Exit codes and error handling

Both card validate and card evaluate use standard exit codes that CI systems interpret automatically:
Exit CodeMeaningCI Behavior
0All checks passPipeline continues
1Validation or evaluation failuresPipeline fails
No special configuration is needed. If the command exits with 1, the pipeline step fails, and downstream steps (like deployment) are skipped.

JSON output for CI

Use --format json to get machine-readable output for programmatic parsing in complex pipelines:
mnemom card evaluate card.yaml --tools mcp__browser__navigate,mcp__filesystem__delete --agent my-agent --format json
The JSON output includes the verdict, any violations, warnings, and coverage metrics:
{
  "verdict": "fail",
  "violations": [
    {
      "tool": "mcp__filesystem__delete",
      "rule": "forbidden",
      "reason": "File deletion not permitted for support agents",
      "severity": "critical"
    }
  ],
  "warnings": [
    {
      "tool": "mcp__custom__export",
      "rule": "unmapped",
      "reason": "Tool not covered by any capability mapping"
    }
  ],
  "coverage": {
    "coverage_pct": 85,
    "mapped_actions": 5,
    "total_actions": 6,
    "unmapped": ["data_export"]
  }
}
Pipe the JSON output to jq for extracting specific fields in downstream pipeline steps. For example, mnemom card evaluate card.yaml --tools mcp__browser__navigate --agent my-agent --format json | jq '.coverage.coverage_pct' extracts just the coverage percentage.

EXTRACTED RECORDS
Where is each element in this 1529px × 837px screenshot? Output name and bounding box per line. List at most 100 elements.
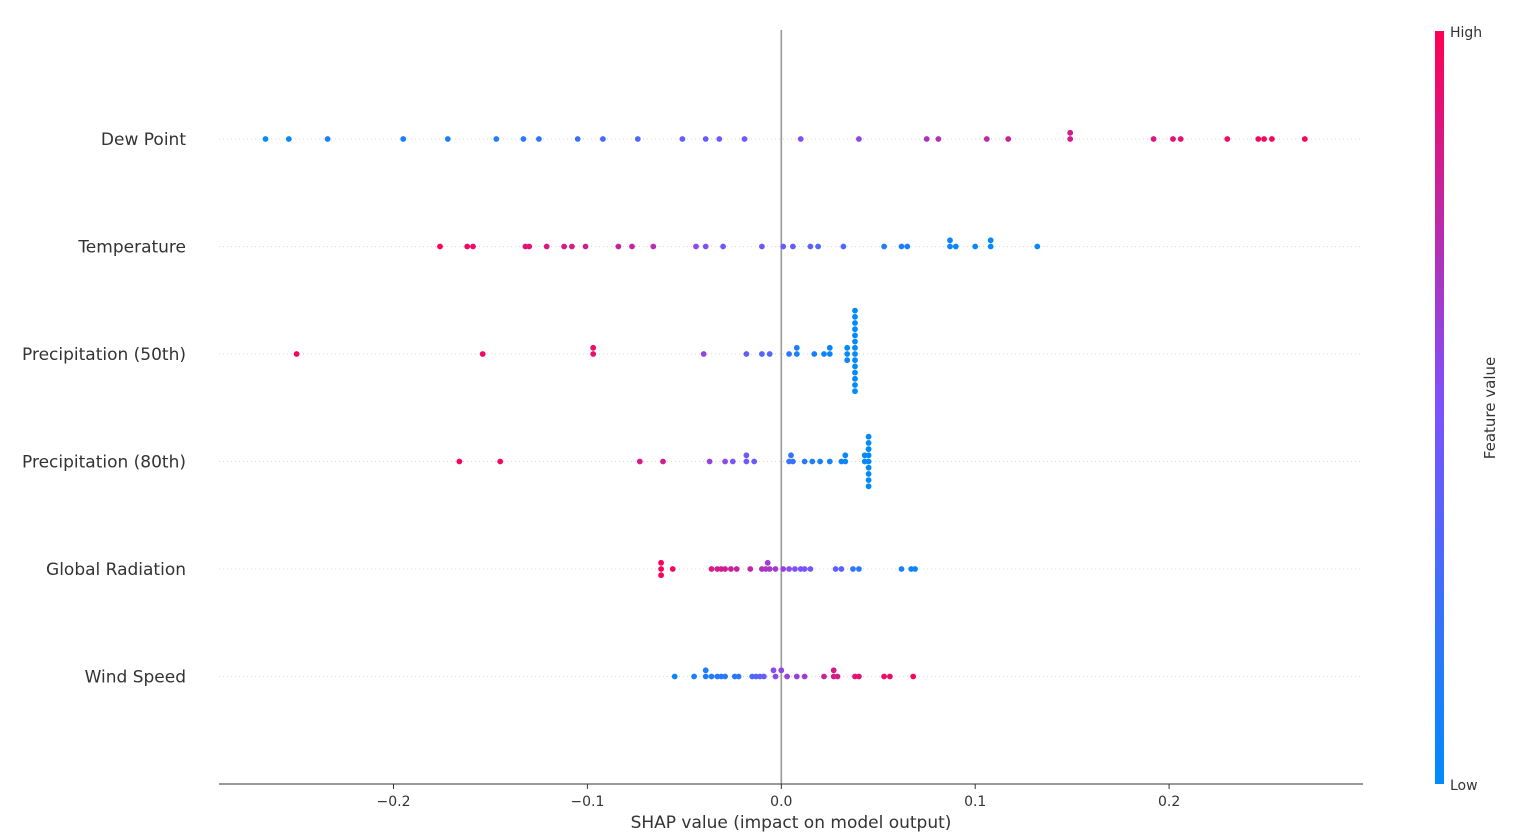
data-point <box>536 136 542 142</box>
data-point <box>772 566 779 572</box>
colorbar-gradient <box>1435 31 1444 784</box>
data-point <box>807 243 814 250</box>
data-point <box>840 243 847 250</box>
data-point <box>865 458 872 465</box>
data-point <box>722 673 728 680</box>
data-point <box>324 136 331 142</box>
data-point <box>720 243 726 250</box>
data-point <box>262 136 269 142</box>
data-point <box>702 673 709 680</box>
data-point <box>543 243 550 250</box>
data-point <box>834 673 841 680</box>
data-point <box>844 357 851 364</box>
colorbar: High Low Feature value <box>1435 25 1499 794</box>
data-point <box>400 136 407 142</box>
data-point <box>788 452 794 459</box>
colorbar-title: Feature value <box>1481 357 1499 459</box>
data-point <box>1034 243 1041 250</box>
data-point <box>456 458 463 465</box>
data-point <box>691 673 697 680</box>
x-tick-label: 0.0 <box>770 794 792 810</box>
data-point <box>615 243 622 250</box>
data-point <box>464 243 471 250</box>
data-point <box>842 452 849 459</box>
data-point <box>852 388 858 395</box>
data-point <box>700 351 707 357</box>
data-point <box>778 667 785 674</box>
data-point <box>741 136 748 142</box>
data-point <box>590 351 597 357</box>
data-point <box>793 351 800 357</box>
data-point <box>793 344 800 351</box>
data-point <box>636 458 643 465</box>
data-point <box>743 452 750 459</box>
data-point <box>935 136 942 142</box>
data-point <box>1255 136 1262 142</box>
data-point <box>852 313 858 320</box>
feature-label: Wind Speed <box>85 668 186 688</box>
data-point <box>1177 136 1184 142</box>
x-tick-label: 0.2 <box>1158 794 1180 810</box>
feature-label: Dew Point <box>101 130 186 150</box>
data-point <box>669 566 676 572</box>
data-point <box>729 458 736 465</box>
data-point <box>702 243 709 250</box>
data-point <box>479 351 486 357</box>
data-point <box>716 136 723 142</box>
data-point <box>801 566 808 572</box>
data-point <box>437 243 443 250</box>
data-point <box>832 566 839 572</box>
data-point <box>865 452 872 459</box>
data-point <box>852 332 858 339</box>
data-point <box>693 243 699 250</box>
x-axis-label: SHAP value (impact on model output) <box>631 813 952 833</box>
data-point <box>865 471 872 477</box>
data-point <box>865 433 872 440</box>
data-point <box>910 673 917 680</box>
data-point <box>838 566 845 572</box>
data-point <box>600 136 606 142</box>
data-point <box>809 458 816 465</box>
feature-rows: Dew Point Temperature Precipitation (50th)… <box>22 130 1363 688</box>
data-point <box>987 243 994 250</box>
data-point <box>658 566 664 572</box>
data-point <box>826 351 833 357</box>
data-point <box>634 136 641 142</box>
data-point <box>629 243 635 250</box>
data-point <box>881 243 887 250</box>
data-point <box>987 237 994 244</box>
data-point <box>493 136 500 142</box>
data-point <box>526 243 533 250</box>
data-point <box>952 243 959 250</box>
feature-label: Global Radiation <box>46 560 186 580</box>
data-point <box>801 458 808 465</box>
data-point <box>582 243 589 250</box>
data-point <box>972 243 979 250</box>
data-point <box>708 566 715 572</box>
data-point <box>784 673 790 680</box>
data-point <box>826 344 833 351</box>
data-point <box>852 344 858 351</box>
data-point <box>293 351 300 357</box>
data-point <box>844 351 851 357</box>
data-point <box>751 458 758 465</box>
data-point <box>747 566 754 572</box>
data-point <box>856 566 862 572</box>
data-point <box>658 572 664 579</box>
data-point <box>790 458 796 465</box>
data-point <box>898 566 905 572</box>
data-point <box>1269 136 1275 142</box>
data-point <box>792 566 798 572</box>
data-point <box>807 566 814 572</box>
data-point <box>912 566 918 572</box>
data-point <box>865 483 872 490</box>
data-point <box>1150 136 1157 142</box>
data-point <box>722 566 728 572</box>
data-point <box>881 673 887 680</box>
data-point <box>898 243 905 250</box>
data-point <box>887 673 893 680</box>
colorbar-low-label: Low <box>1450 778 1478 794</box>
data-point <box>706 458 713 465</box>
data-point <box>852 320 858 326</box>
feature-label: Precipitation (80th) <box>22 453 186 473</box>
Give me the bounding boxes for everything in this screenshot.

* * *

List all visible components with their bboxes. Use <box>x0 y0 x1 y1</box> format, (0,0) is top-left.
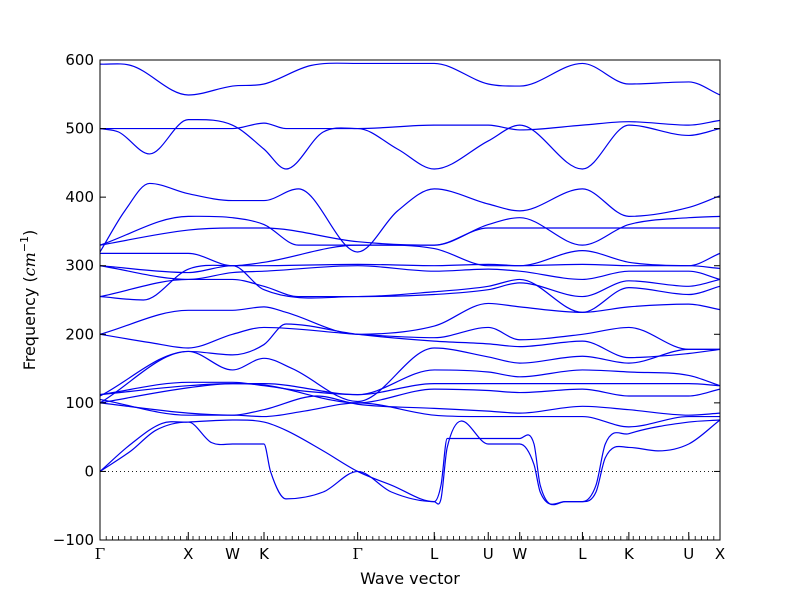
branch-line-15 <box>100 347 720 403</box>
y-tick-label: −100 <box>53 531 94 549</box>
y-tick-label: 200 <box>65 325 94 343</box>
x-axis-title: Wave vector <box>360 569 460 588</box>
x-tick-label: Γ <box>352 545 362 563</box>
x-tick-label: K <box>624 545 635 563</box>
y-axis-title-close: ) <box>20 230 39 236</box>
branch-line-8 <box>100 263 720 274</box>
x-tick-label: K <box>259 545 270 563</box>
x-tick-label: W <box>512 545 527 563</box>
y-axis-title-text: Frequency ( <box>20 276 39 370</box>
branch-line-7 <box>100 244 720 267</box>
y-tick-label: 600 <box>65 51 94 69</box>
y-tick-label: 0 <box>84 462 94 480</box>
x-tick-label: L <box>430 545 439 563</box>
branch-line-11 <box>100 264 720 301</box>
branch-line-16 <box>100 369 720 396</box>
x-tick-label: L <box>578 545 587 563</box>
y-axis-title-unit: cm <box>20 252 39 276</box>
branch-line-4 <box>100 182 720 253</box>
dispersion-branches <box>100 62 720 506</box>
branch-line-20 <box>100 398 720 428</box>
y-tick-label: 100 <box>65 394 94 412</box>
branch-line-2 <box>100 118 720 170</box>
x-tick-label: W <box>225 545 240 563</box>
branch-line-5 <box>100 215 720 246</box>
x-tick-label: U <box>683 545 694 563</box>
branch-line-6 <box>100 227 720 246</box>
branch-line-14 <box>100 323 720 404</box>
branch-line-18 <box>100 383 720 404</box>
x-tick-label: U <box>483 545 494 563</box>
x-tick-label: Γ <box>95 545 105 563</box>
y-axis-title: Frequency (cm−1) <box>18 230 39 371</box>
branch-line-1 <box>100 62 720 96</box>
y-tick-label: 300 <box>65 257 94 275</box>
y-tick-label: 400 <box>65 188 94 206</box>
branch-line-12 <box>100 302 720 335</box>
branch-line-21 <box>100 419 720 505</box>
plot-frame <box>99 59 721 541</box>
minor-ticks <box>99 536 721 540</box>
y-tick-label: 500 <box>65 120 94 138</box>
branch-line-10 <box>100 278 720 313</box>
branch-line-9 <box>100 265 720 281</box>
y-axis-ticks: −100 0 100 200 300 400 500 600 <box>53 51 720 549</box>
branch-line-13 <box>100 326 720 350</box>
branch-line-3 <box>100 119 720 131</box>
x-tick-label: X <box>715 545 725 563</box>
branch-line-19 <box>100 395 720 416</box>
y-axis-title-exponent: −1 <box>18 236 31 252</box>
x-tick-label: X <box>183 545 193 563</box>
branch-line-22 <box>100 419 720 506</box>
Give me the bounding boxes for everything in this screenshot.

YOUR TASKS
- A) Do these statements agree with the exit-code documentation above? Answer yes or no for each, quoting the exact words of the documentation that decide it. (i) When the command exits with 1, downstream steps such as deployment are skipped. (ii) CI systems need special configuration to interpret the exit codes. (iii) The JSON output includes coverage metrics.
- B) Please render this sentence from the exit-code documentation in Spanish: "If the command exits with 1, the pipeline step fails, and downstream steps (like deployment) are skipped."
- C) Pick up the exit-code documentation after its last sentence and continue it.

RESULTS
- A)
(i) Yes: "If the command exits with 1, the pipeline step fails, and downstream steps (like deployment) are skipped."
(ii) No: "No special configuration is needed."
(iii) Yes: "The JSON output includes the verdict, any violations, warnings, and coverage metrics"

- B) Si el comando termina con el código 1, el paso del pipeline falla y los pasos posteriores (como el despliegue) se omiten.

- C)
Combining with reputation gates

For comprehensive pre-deploy checks, combine policy gates with reputation gates. Policy gates verify that your governance configuration is correct. Reputation gates verify that your agent’s trust score meets your organization’s threshold. Together, they ensure both policy correctness and operational trustworthiness before code reaches production.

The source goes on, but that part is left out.